Extracted data entries

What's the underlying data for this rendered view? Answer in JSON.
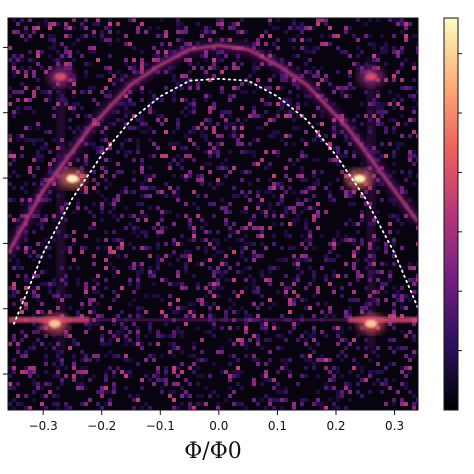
{
  "chart_data": {
    "type": "heatmap",
    "title": "",
    "xlabel": "Φ/Φ0",
    "ylabel": "",
    "xlim": [
      -0.36,
      0.34
    ],
    "x_ticks": [
      -0.3,
      -0.2,
      -0.1,
      0.0,
      0.1,
      0.2,
      0.3
    ],
    "x_tick_labels": [
      "−0.3",
      "−0.2",
      "−0.1",
      "0.0",
      "0.1",
      "0.2",
      "0.3"
    ],
    "y_tick_count": 6,
    "colormap": "magma",
    "colorbar_stops": [
      "#000004",
      "#2c105c",
      "#711f81",
      "#b63679",
      "#ee605e",
      "#fdae78",
      "#fcfdbf"
    ],
    "features": {
      "measured_arc": {
        "points": [
          [
            -0.36,
            0.6
          ],
          [
            -0.3,
            0.44
          ],
          [
            -0.22,
            0.28
          ],
          [
            -0.15,
            0.17
          ],
          [
            -0.1,
            0.12
          ],
          [
            -0.05,
            0.08
          ],
          [
            0.0,
            0.07
          ],
          [
            0.05,
            0.08
          ],
          [
            0.1,
            0.12
          ],
          [
            0.15,
            0.17
          ],
          [
            0.22,
            0.28
          ],
          [
            0.3,
            0.44
          ],
          [
            0.34,
            0.52
          ]
        ],
        "color": "#c2407a"
      },
      "theory_dotted_curve": {
        "points": [
          [
            -0.35,
            0.78
          ],
          [
            -0.3,
            0.6
          ],
          [
            -0.25,
            0.46
          ],
          [
            -0.2,
            0.35
          ],
          [
            -0.15,
            0.26
          ],
          [
            -0.1,
            0.2
          ],
          [
            -0.05,
            0.16
          ],
          [
            0.0,
            0.155
          ],
          [
            0.05,
            0.16
          ],
          [
            0.1,
            0.2
          ],
          [
            0.15,
            0.26
          ],
          [
            0.2,
            0.35
          ],
          [
            0.25,
            0.46
          ],
          [
            0.3,
            0.6
          ],
          [
            0.34,
            0.74
          ]
        ],
        "color": "#ffffff",
        "style": "dotted"
      },
      "bright_spots": [
        {
          "x": -0.28,
          "y": 0.78,
          "intensity": 0.9
        },
        {
          "x": 0.26,
          "y": 0.78,
          "intensity": 0.9
        },
        {
          "x": -0.25,
          "y": 0.41,
          "intensity": 1.0
        },
        {
          "x": 0.24,
          "y": 0.41,
          "intensity": 1.0
        },
        {
          "x": -0.27,
          "y": 0.15,
          "intensity": 0.6
        },
        {
          "x": 0.26,
          "y": 0.15,
          "intensity": 0.6
        }
      ]
    }
  }
}
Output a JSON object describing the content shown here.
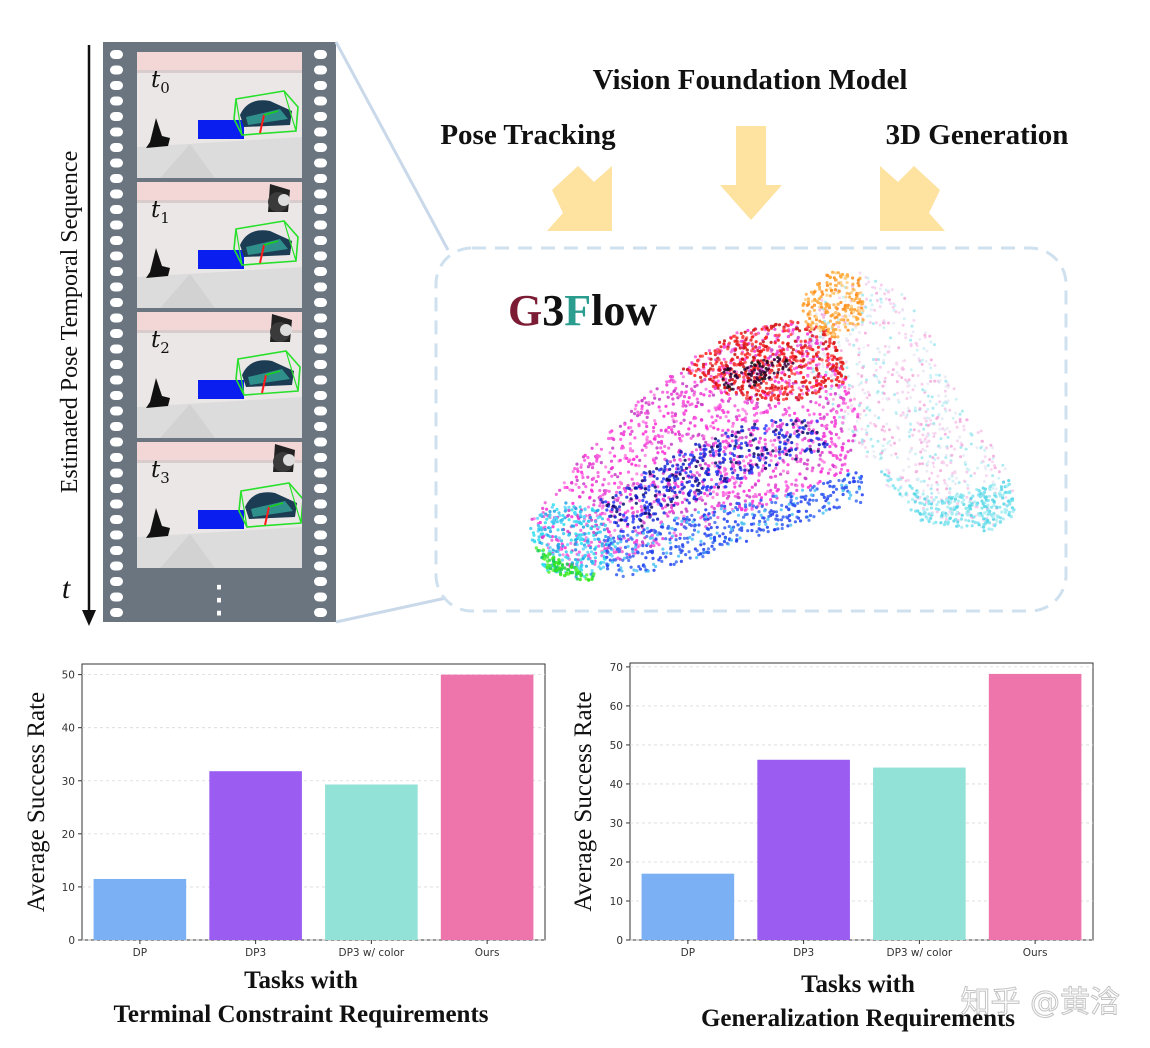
{
  "timeline": {
    "axis_label": "Estimated Pose Temporal Sequence",
    "t_label": "t",
    "frames": [
      {
        "sym": "t",
        "sub": "0"
      },
      {
        "sym": "t",
        "sub": "1"
      },
      {
        "sym": "t",
        "sub": "2"
      },
      {
        "sym": "t",
        "sub": "3"
      }
    ],
    "ellipsis": "⋮"
  },
  "model": {
    "title": "Vision Foundation Model",
    "left_label": "Pose Tracking",
    "right_label": "3D Generation",
    "logo_parts": [
      "G",
      "3",
      "F",
      "low"
    ],
    "colors": {
      "arrow": "#fde2a0",
      "g": "#7b1c34",
      "three": "#111111",
      "f": "#2a9d8f",
      "low": "#111111",
      "dash": "#cfe0ee"
    }
  },
  "chart_data": [
    {
      "type": "bar",
      "title": "",
      "xlabel_lines": [
        "Tasks with",
        "Terminal Constraint Requirements"
      ],
      "ylabel": "Average Success Rate",
      "categories": [
        "DP",
        "DP3",
        "DP3 w/ color",
        "Ours"
      ],
      "values": [
        11.5,
        31.8,
        29.3,
        50.0
      ],
      "colors": [
        "#7bb0f5",
        "#9b5cf2",
        "#93e2d8",
        "#ee75ac"
      ],
      "ylim": [
        0,
        52
      ],
      "yticks": [
        0,
        10,
        20,
        30,
        40,
        50
      ],
      "grid": true
    },
    {
      "type": "bar",
      "title": "",
      "xlabel_lines": [
        "Tasks with",
        "Generalization Requirements"
      ],
      "ylabel": "Average Success Rate",
      "categories": [
        "DP",
        "DP3",
        "DP3 w/ color",
        "Ours"
      ],
      "values": [
        17.0,
        46.2,
        44.2,
        68.2
      ],
      "colors": [
        "#7bb0f5",
        "#9b5cf2",
        "#93e2d8",
        "#ee75ac"
      ],
      "ylim": [
        0,
        71
      ],
      "yticks": [
        0,
        10,
        20,
        30,
        40,
        50,
        60,
        70
      ],
      "grid": true
    }
  ],
  "watermark": "知乎 @黄浛"
}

== To be done ==
Keep every word of the data as it is when you write it out, but drop the pictures.

== Result ==
What's the underlying data for this rendered view? Answer in JSON.
{
  "chart_data": {
    "type": "heatmap",
    "title": "",
    "xlabel": "Φ/Φ0",
    "ylabel": "",
    "xlim": [
      -0.36,
      0.34
    ],
    "x_ticks": [
      -0.3,
      -0.2,
      -0.1,
      0.0,
      0.1,
      0.2,
      0.3
    ],
    "x_tick_labels": [
      "−0.3",
      "−0.2",
      "−0.1",
      "0.0",
      "0.1",
      "0.2",
      "0.3"
    ],
    "y_tick_count": 6,
    "colormap": "magma",
    "colorbar_stops": [
      "#000004",
      "#2c105c",
      "#711f81",
      "#b63679",
      "#ee605e",
      "#fdae78",
      "#fcfdbf"
    ],
    "features": {
      "measured_arc": {
        "points": [
          [
            -0.36,
            0.6
          ],
          [
            -0.3,
            0.44
          ],
          [
            -0.22,
            0.28
          ],
          [
            -0.15,
            0.17
          ],
          [
            -0.1,
            0.12
          ],
          [
            -0.05,
            0.08
          ],
          [
            0.0,
            0.07
          ],
          [
            0.05,
            0.08
          ],
          [
            0.1,
            0.12
          ],
          [
            0.15,
            0.17
          ],
          [
            0.22,
            0.28
          ],
          [
            0.3,
            0.44
          ],
          [
            0.34,
            0.52
          ]
        ],
        "color": "#c2407a"
      },
      "theory_dotted_curve": {
        "points": [
          [
            -0.35,
            0.78
          ],
          [
            -0.3,
            0.6
          ],
          [
            -0.25,
            0.46
          ],
          [
            -0.2,
            0.35
          ],
          [
            -0.15,
            0.26
          ],
          [
            -0.1,
            0.2
          ],
          [
            -0.05,
            0.16
          ],
          [
            0.0,
            0.155
          ],
          [
            0.05,
            0.16
          ],
          [
            0.1,
            0.2
          ],
          [
            0.15,
            0.26
          ],
          [
            0.2,
            0.35
          ],
          [
            0.25,
            0.46
          ],
          [
            0.3,
            0.6
          ],
          [
            0.34,
            0.74
          ]
        ],
        "color": "#ffffff",
        "style": "dotted"
      },
      "bright_spots": [
        {
          "x": -0.28,
          "y": 0.78,
          "intensity": 0.9
        },
        {
          "x": 0.26,
          "y": 0.78,
          "intensity": 0.9
        },
        {
          "x": -0.25,
          "y": 0.41,
          "intensity": 1.0
        },
        {
          "x": 0.24,
          "y": 0.41,
          "intensity": 1.0
        },
        {
          "x": -0.27,
          "y": 0.15,
          "intensity": 0.6
        },
        {
          "x": 0.26,
          "y": 0.15,
          "intensity": 0.6
        }
      ]
    }
  }
}
Output a JSON object describing the content shown here.
{
  "timeline": {
    "axis_label": "Estimated Pose Temporal Sequence",
    "t_label": "t",
    "frames": [
      {
        "sym": "t",
        "sub": "0"
      },
      {
        "sym": "t",
        "sub": "1"
      },
      {
        "sym": "t",
        "sub": "2"
      },
      {
        "sym": "t",
        "sub": "3"
      }
    ],
    "ellipsis": "⋮"
  },
  "model": {
    "title": "Vision Foundation Model",
    "left_label": "Pose Tracking",
    "right_label": "3D Generation",
    "logo_parts": [
      "G",
      "3",
      "F",
      "low"
    ],
    "colors": {
      "arrow": "#fde2a0",
      "g": "#7b1c34",
      "three": "#111111",
      "f": "#2a9d8f",
      "low": "#111111",
      "dash": "#cfe0ee"
    }
  },
  "chart_data": [
    {
      "type": "bar",
      "title": "",
      "xlabel_lines": [
        "Tasks with",
        "Terminal Constraint Requirements"
      ],
      "ylabel": "Average Success Rate",
      "categories": [
        "DP",
        "DP3",
        "DP3 w/ color",
        "Ours"
      ],
      "values": [
        11.5,
        31.8,
        29.3,
        50.0
      ],
      "colors": [
        "#7bb0f5",
        "#9b5cf2",
        "#93e2d8",
        "#ee75ac"
      ],
      "ylim": [
        0,
        52
      ],
      "yticks": [
        0,
        10,
        20,
        30,
        40,
        50
      ],
      "grid": true
    },
    {
      "type": "bar",
      "title": "",
      "xlabel_lines": [
        "Tasks with",
        "Generalization Requirements"
      ],
      "ylabel": "Average Success Rate",
      "categories": [
        "DP",
        "DP3",
        "DP3 w/ color",
        "Ours"
      ],
      "values": [
        17.0,
        46.2,
        44.2,
        68.2
      ],
      "colors": [
        "#7bb0f5",
        "#9b5cf2",
        "#93e2d8",
        "#ee75ac"
      ],
      "ylim": [
        0,
        71
      ],
      "yticks": [
        0,
        10,
        20,
        30,
        40,
        50,
        60,
        70
      ],
      "grid": true
    }
  ],
  "watermark": "知乎 @黄浛"
}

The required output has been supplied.